Work to do: Set down all of the data that follows word for word, without the images.
======== Data for the task ========
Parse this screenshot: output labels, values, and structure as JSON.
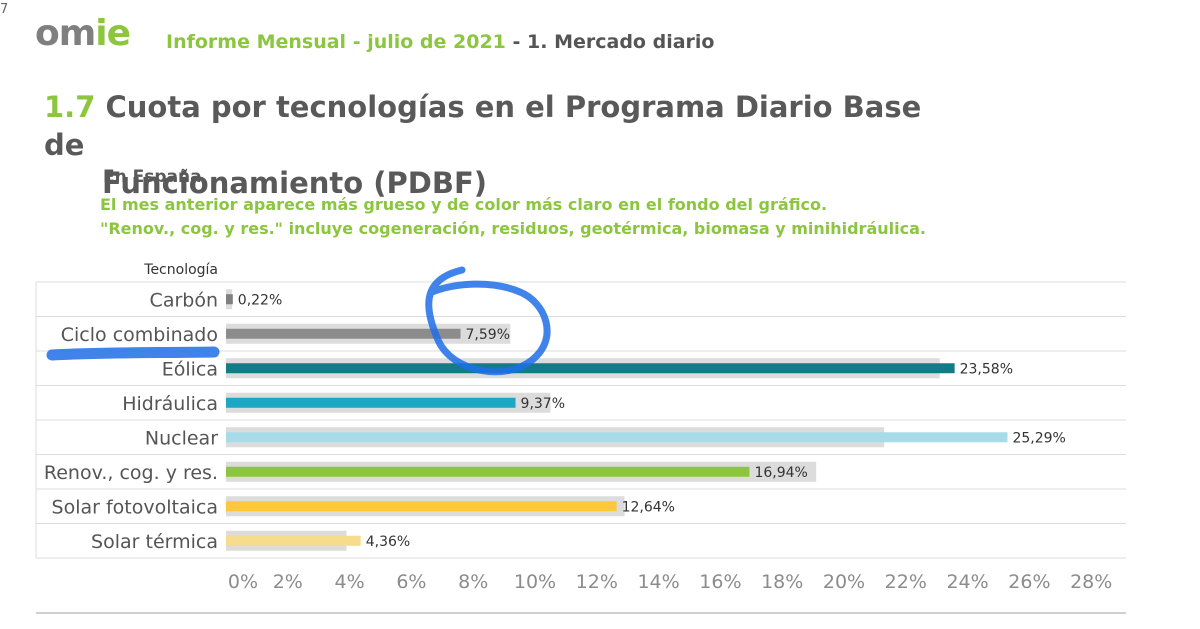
{
  "page_number": "7",
  "logo": {
    "part1": "om",
    "part2": "ie"
  },
  "header": {
    "report": "Informe Mensual - julio de 2021",
    "separator": " - ",
    "section": "1. Mercado diario"
  },
  "title": {
    "number": "1.7",
    "line1": "Cuota por tecnologías en el Programa Diario Base de",
    "line2": "Funcionamiento (PDBF)"
  },
  "subtitle": "En España",
  "notes": [
    "El mes anterior aparece más grueso y de color más claro en el fondo del gráfico.",
    "\"Renov., cog. y res.\" incluye cogeneración, residuos, geotérmica, biomasa y minihidráulica."
  ],
  "colors": {
    "previous_month": "#dcdcdc",
    "brand_green": "#8cc63f",
    "annotation_blue": "#1e6fe8"
  },
  "chart_data": {
    "type": "bar",
    "orientation": "horizontal",
    "category_header": "Tecnología",
    "categories": [
      "Carbón",
      "Ciclo combinado",
      "Eólica",
      "Hidráulica",
      "Nuclear",
      "Renov., cog. y res.",
      "Solar fotovoltaica",
      "Solar térmica"
    ],
    "series": [
      {
        "role": "current",
        "values": [
          0.22,
          7.59,
          23.58,
          9.37,
          25.29,
          16.94,
          12.64,
          4.36
        ],
        "labels": [
          "0,22%",
          "7,59%",
          "23,58%",
          "9,37%",
          "25,29%",
          "16,94%",
          "12,64%",
          "4,36%"
        ],
        "colors": [
          "#7f7f7f",
          "#8c8c8c",
          "#137b86",
          "#1aa8c4",
          "#a8dbe8",
          "#8cc63f",
          "#ffc73b",
          "#f6dc8d"
        ]
      },
      {
        "role": "previous_month",
        "values": [
          0.2,
          9.2,
          23.1,
          10.5,
          21.3,
          19.1,
          12.9,
          3.9
        ]
      }
    ],
    "xlim": [
      0,
      28
    ],
    "xticks": [
      "0%",
      "2%",
      "4%",
      "6%",
      "8%",
      "10%",
      "12%",
      "14%",
      "16%",
      "18%",
      "20%",
      "22%",
      "24%",
      "26%",
      "28%"
    ],
    "grid": "horizontal row separators",
    "annotations": "hand-drawn blue circle around 7,59% and blue stroke at Eólica"
  }
}
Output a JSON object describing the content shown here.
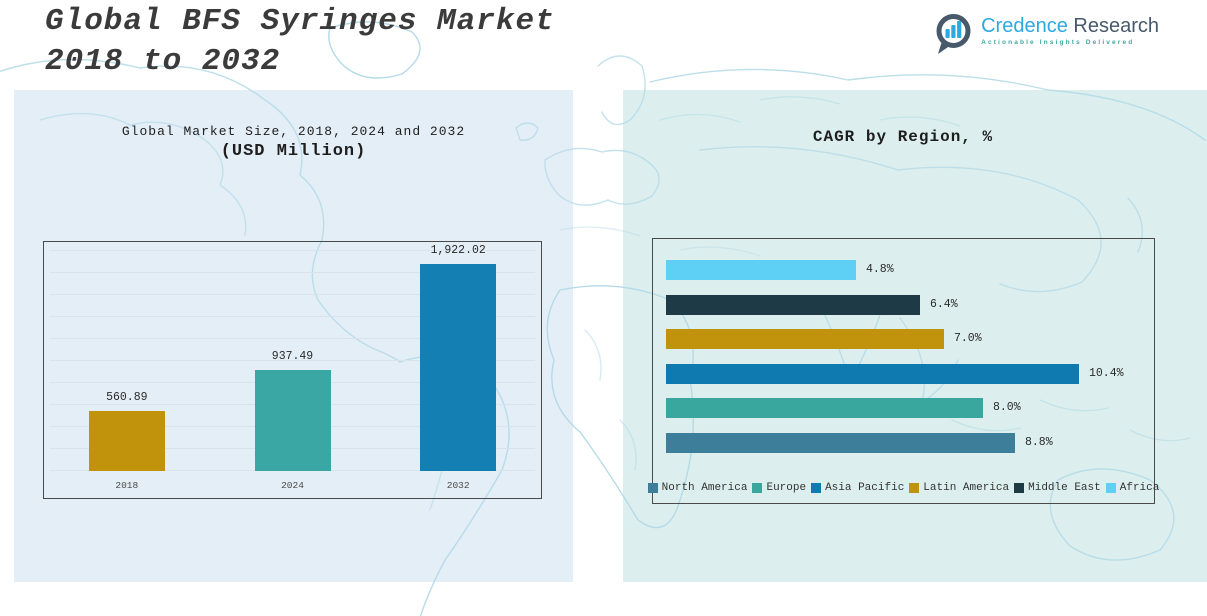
{
  "page": {
    "title_line1": "Global BFS Syringes Market",
    "title_line2": "2018 to 2032"
  },
  "logo": {
    "brand_primary": "Credence",
    "brand_secondary": "Research",
    "tagline": "Actionable Insights Delivered",
    "icon": "bar-chart-speech-bubble-icon",
    "brand_primary_color": "#2BA9E0",
    "brand_secondary_color": "#47596B",
    "tagline_color": "#3FA9A5"
  },
  "colors": {
    "panel_left_bg": "#E4EEF7",
    "panel_right_bg": "#DCEFEE",
    "map_stroke": "#B5DAE7",
    "chart_border": "#4A4A4A",
    "gridline": "#D9E3ED",
    "title_text": "#3B3B3B"
  },
  "chart_data": [
    {
      "type": "bar",
      "title": "Global Market Size, 2018, 2024 and 2032",
      "subtitle": "(USD Million)",
      "categories": [
        "2018",
        "2024",
        "2032"
      ],
      "values": [
        560.89,
        937.49,
        1922.02
      ],
      "value_labels": [
        "560.89",
        "937.49",
        "1,922.02"
      ],
      "bar_colors": [
        "#C1920B",
        "#3AA7A4",
        "#137FB2"
      ],
      "xlabel": "",
      "ylabel": "",
      "ylim": [
        0,
        2100
      ],
      "grid": true,
      "legend": false
    },
    {
      "type": "bar-horizontal",
      "title": "CAGR by Region, %",
      "categories": [
        "Africa",
        "Middle East",
        "Latin America",
        "Asia Pacific",
        "Europe",
        "North America"
      ],
      "values": [
        4.8,
        6.4,
        7.0,
        10.4,
        8.0,
        8.8
      ],
      "value_labels": [
        "4.8%",
        "6.4%",
        "7.0%",
        "10.4%",
        "8.0%",
        "8.8%"
      ],
      "bar_colors": [
        "#5ECFF5",
        "#1E3A47",
        "#C1920B",
        "#0F7AAF",
        "#3AA79E",
        "#3D7F9B"
      ],
      "xlim": [
        0,
        12.6
      ],
      "grid": false,
      "legend_position": "bottom",
      "legend": [
        {
          "label": "North America",
          "color": "#3D7F9B"
        },
        {
          "label": "Europe",
          "color": "#3AA79E"
        },
        {
          "label": "Asia Pacific",
          "color": "#0F7AAF"
        },
        {
          "label": "Latin America",
          "color": "#C1920B"
        },
        {
          "label": "Middle East",
          "color": "#1E3A47"
        },
        {
          "label": "Africa",
          "color": "#5ECFF5"
        }
      ]
    }
  ]
}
========
Result below:
Parse this screenshot: output labels, values, and structure as JSON.
{
  "page_number": "7",
  "logo": {
    "part1": "om",
    "part2": "ie"
  },
  "header": {
    "report": "Informe Mensual - julio de 2021",
    "separator": " - ",
    "section": "1. Mercado diario"
  },
  "title": {
    "number": "1.7",
    "line1": "Cuota por tecnologías en el Programa Diario Base de",
    "line2": "Funcionamiento (PDBF)"
  },
  "subtitle": "En España",
  "notes": [
    "El mes anterior aparece más grueso y de color más claro en el fondo del gráfico.",
    "\"Renov., cog. y res.\" incluye cogeneración, residuos, geotérmica, biomasa y minihidráulica."
  ],
  "colors": {
    "previous_month": "#dcdcdc",
    "brand_green": "#8cc63f",
    "annotation_blue": "#1e6fe8"
  },
  "chart_data": {
    "type": "bar",
    "orientation": "horizontal",
    "category_header": "Tecnología",
    "categories": [
      "Carbón",
      "Ciclo combinado",
      "Eólica",
      "Hidráulica",
      "Nuclear",
      "Renov., cog. y res.",
      "Solar fotovoltaica",
      "Solar térmica"
    ],
    "series": [
      {
        "role": "current",
        "values": [
          0.22,
          7.59,
          23.58,
          9.37,
          25.29,
          16.94,
          12.64,
          4.36
        ],
        "labels": [
          "0,22%",
          "7,59%",
          "23,58%",
          "9,37%",
          "25,29%",
          "16,94%",
          "12,64%",
          "4,36%"
        ],
        "colors": [
          "#7f7f7f",
          "#8c8c8c",
          "#137b86",
          "#1aa8c4",
          "#a8dbe8",
          "#8cc63f",
          "#ffc73b",
          "#f6dc8d"
        ]
      },
      {
        "role": "previous_month",
        "values": [
          0.2,
          9.2,
          23.1,
          10.5,
          21.3,
          19.1,
          12.9,
          3.9
        ]
      }
    ],
    "xlim": [
      0,
      28
    ],
    "xticks": [
      "0%",
      "2%",
      "4%",
      "6%",
      "8%",
      "10%",
      "12%",
      "14%",
      "16%",
      "18%",
      "20%",
      "22%",
      "24%",
      "26%",
      "28%"
    ],
    "grid": "horizontal row separators",
    "annotations": "hand-drawn blue circle around 7,59% and blue stroke at Eólica"
  }
}
Output a JSON object describing the content shown here.
{
  "page": {
    "title_line1": "Global BFS Syringes Market",
    "title_line2": "2018 to 2032"
  },
  "logo": {
    "brand_primary": "Credence",
    "brand_secondary": "Research",
    "tagline": "Actionable Insights Delivered",
    "icon": "bar-chart-speech-bubble-icon",
    "brand_primary_color": "#2BA9E0",
    "brand_secondary_color": "#47596B",
    "tagline_color": "#3FA9A5"
  },
  "colors": {
    "panel_left_bg": "#E4EEF7",
    "panel_right_bg": "#DCEFEE",
    "map_stroke": "#B5DAE7",
    "chart_border": "#4A4A4A",
    "gridline": "#D9E3ED",
    "title_text": "#3B3B3B"
  },
  "chart_data": [
    {
      "type": "bar",
      "title": "Global Market Size, 2018, 2024 and 2032",
      "subtitle": "(USD Million)",
      "categories": [
        "2018",
        "2024",
        "2032"
      ],
      "values": [
        560.89,
        937.49,
        1922.02
      ],
      "value_labels": [
        "560.89",
        "937.49",
        "1,922.02"
      ],
      "bar_colors": [
        "#C1920B",
        "#3AA7A4",
        "#137FB2"
      ],
      "xlabel": "",
      "ylabel": "",
      "ylim": [
        0,
        2100
      ],
      "grid": true,
      "legend": false
    },
    {
      "type": "bar-horizontal",
      "title": "CAGR by Region, %",
      "categories": [
        "Africa",
        "Middle East",
        "Latin America",
        "Asia Pacific",
        "Europe",
        "North America"
      ],
      "values": [
        4.8,
        6.4,
        7.0,
        10.4,
        8.0,
        8.8
      ],
      "value_labels": [
        "4.8%",
        "6.4%",
        "7.0%",
        "10.4%",
        "8.0%",
        "8.8%"
      ],
      "bar_colors": [
        "#5ECFF5",
        "#1E3A47",
        "#C1920B",
        "#0F7AAF",
        "#3AA79E",
        "#3D7F9B"
      ],
      "xlim": [
        0,
        12.6
      ],
      "grid": false,
      "legend_position": "bottom",
      "legend": [
        {
          "label": "North America",
          "color": "#3D7F9B"
        },
        {
          "label": "Europe",
          "color": "#3AA79E"
        },
        {
          "label": "Asia Pacific",
          "color": "#0F7AAF"
        },
        {
          "label": "Latin America",
          "color": "#C1920B"
        },
        {
          "label": "Middle East",
          "color": "#1E3A47"
        },
        {
          "label": "Africa",
          "color": "#5ECFF5"
        }
      ]
    }
  ]
}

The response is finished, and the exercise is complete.